#### Task directions
Please render the lines of the records that follow as a numbered list, leaving out any blank lines.

#### Raw data
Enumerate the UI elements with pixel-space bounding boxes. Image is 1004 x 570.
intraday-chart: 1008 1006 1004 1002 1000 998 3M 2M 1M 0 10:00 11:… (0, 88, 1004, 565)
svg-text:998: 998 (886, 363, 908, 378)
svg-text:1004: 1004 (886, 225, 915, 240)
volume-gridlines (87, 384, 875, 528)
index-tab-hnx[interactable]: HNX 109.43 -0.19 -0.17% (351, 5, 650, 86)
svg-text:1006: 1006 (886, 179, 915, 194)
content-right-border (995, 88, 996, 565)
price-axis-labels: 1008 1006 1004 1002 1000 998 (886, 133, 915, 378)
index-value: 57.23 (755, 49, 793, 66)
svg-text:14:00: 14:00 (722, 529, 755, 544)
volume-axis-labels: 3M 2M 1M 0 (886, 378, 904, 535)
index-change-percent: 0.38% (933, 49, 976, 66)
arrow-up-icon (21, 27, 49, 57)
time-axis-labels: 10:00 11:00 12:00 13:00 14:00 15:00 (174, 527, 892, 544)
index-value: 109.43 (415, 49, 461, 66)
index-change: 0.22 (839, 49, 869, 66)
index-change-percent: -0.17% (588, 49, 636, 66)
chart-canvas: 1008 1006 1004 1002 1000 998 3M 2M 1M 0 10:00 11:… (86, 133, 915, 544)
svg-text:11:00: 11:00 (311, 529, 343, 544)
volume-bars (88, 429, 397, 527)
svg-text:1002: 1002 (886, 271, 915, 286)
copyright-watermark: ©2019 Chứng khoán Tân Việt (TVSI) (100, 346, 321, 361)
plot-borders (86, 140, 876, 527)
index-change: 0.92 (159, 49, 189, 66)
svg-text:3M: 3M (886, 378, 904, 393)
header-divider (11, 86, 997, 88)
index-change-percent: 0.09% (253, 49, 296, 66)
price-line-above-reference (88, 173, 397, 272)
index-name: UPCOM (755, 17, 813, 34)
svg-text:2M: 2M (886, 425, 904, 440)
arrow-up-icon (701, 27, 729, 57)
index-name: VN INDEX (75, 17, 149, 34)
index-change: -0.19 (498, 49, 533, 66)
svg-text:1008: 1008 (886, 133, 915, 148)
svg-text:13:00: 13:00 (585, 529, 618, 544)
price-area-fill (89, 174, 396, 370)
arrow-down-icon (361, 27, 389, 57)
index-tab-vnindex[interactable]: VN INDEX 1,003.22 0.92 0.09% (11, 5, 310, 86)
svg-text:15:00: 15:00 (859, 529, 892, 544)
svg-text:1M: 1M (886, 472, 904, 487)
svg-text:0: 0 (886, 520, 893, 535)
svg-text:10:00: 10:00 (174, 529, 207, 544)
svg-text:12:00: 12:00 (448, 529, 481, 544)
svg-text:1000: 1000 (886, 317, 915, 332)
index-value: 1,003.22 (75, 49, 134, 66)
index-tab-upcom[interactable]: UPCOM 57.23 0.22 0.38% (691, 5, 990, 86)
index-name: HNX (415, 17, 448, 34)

#### Result below
1. Enumerate the UI elements with pixel-space bounding boxes. Image is 1004 x 570.
2. intraday-chart: 1008 1006 1004 1002 1000 998 3M 2M 1M 0 10:00 11:… (0, 88, 1004, 565)
3. svg-text:998: 998 (886, 363, 908, 378)
4. svg-text:1004: 1004 (886, 225, 915, 240)
5. volume-gridlines (87, 384, 875, 528)
6. index-tab-hnx[interactable]: HNX 109.43 -0.19 -0.17% (351, 5, 650, 86)
7. svg-text:1006: 1006 (886, 179, 915, 194)
8. content-right-border (995, 88, 996, 565)
9. price-axis-labels: 1008 1006 1004 1002 1000 998 (886, 133, 915, 378)
10. index-value: 57.23 (755, 49, 793, 66)
11. svg-text:14:00: 14:00 (722, 529, 755, 544)
12. volume-axis-labels: 3M 2M 1M 0 (886, 378, 904, 535)
13. index-change-percent: 0.38% (933, 49, 976, 66)
14. arrow-up-icon (21, 27, 49, 57)
15. time-axis-labels: 10:00 11:00 12:00 13:00 14:00 15:00 (174, 527, 892, 544)
16. index-value: 109.43 (415, 49, 461, 66)
17. index-change: 0.22 (839, 49, 869, 66)
18. index-change-percent: -0.17% (588, 49, 636, 66)
19. chart-canvas: 1008 1006 1004 1002 1000 998 3M 2M 1M 0 10:00 11:… (86, 133, 915, 544)
20. svg-text:11:00: 11:00 (311, 529, 343, 544)
21. volume-bars (88, 429, 397, 527)
22. svg-text:1002: 1002 (886, 271, 915, 286)
23. copyright-watermark: ©2019 Chứng khoán Tân Việt (TVSI) (100, 346, 321, 361)
24. plot-borders (86, 140, 876, 527)
25. index-change: 0.92 (159, 49, 189, 66)
26. svg-text:3M: 3M (886, 378, 904, 393)
27. header-divider (11, 86, 997, 88)
28. index-change-percent: 0.09% (253, 49, 296, 66)
29. price-line-above-reference (88, 173, 397, 272)
30. index-name: UPCOM (755, 17, 813, 34)
31. svg-text:2M: 2M (886, 425, 904, 440)
32. arrow-up-icon (701, 27, 729, 57)
33. index-name: VN INDEX (75, 17, 149, 34)
34. index-change: -0.19 (498, 49, 533, 66)
35. svg-text:1008: 1008 (886, 133, 915, 148)
36. svg-text:13:00: 13:00 (585, 529, 618, 544)
37. price-area-fill (89, 174, 396, 370)
38. arrow-down-icon (361, 27, 389, 57)
39. index-tab-vnindex[interactable]: VN INDEX 1,003.22 0.92 0.09% (11, 5, 310, 86)
40. svg-text:15:00: 15:00 (859, 529, 892, 544)
41. svg-text:1M: 1M (886, 472, 904, 487)
42. svg-text:0: 0 (886, 520, 893, 535)
43. svg-text:10:00: 10:00 (174, 529, 207, 544)
44. svg-text:12:00: 12:00 (448, 529, 481, 544)
45. svg-text:1000: 1000 (886, 317, 915, 332)
46. index-value: 1,003.22 (75, 49, 134, 66)
47. index-tab-upcom[interactable]: UPCOM 57.23 0.22 0.38% (691, 5, 990, 86)
48. index-name: HNX (415, 17, 448, 34)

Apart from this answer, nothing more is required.